## Items from a data source

+++

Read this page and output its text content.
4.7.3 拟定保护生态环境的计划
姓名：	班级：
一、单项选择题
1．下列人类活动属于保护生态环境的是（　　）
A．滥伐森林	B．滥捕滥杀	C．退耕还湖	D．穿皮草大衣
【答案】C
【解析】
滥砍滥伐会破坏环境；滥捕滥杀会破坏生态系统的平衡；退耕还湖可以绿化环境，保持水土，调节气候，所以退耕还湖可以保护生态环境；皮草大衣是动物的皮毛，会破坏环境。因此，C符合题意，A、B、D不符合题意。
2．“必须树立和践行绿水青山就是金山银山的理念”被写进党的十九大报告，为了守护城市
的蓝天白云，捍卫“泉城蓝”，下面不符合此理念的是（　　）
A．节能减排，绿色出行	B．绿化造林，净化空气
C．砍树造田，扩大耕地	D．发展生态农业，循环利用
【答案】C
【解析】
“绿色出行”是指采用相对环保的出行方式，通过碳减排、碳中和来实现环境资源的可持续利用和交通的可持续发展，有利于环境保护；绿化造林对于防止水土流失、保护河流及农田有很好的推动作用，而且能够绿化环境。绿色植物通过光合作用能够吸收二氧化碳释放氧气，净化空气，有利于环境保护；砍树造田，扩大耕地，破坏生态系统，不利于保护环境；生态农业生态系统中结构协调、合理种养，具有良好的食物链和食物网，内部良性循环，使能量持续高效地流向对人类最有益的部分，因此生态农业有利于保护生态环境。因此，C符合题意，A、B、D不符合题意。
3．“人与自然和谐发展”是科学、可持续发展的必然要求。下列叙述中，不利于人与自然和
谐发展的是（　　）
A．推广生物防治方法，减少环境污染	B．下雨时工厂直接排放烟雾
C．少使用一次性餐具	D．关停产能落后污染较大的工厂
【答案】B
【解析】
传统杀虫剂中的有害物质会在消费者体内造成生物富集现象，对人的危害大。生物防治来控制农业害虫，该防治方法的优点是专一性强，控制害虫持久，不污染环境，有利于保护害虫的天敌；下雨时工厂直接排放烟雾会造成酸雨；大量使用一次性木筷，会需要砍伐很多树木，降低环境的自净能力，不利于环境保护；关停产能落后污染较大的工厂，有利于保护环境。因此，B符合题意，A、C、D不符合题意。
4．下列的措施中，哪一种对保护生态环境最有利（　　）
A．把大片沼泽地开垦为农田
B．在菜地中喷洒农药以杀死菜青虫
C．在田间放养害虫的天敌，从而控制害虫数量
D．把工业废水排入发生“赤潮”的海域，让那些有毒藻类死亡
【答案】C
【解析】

+++

Pick out the lines containing the string "砍树造田".

## Answer to the task
C．砍树造田，扩大耕地	D．发展生态农业，循环利用
“绿色出行”是指采用相对环保的出行方式，通过碳减排、碳中和来实现环境资源的可持续利用和交通的可持续发展，有利于环境保护；绿化造林对于防止水土流失、保护河流及农田有很好的推动作用，而且能够绿化环境。绿色植物通过光合作用能够吸收二氧化碳释放氧气，净化空气，有利于环境保护；砍树造田，扩大耕地，破坏生态系统，不利于保护环境；生态农业生态系统中结构协调、合理种养，具有良好的食物链和食物网，内部良性循环，使能量持续高效地流向对人类最有益的部分，因此生态农业有利于保护生态环境。因此，C符合题意，A、B、D不符合题意。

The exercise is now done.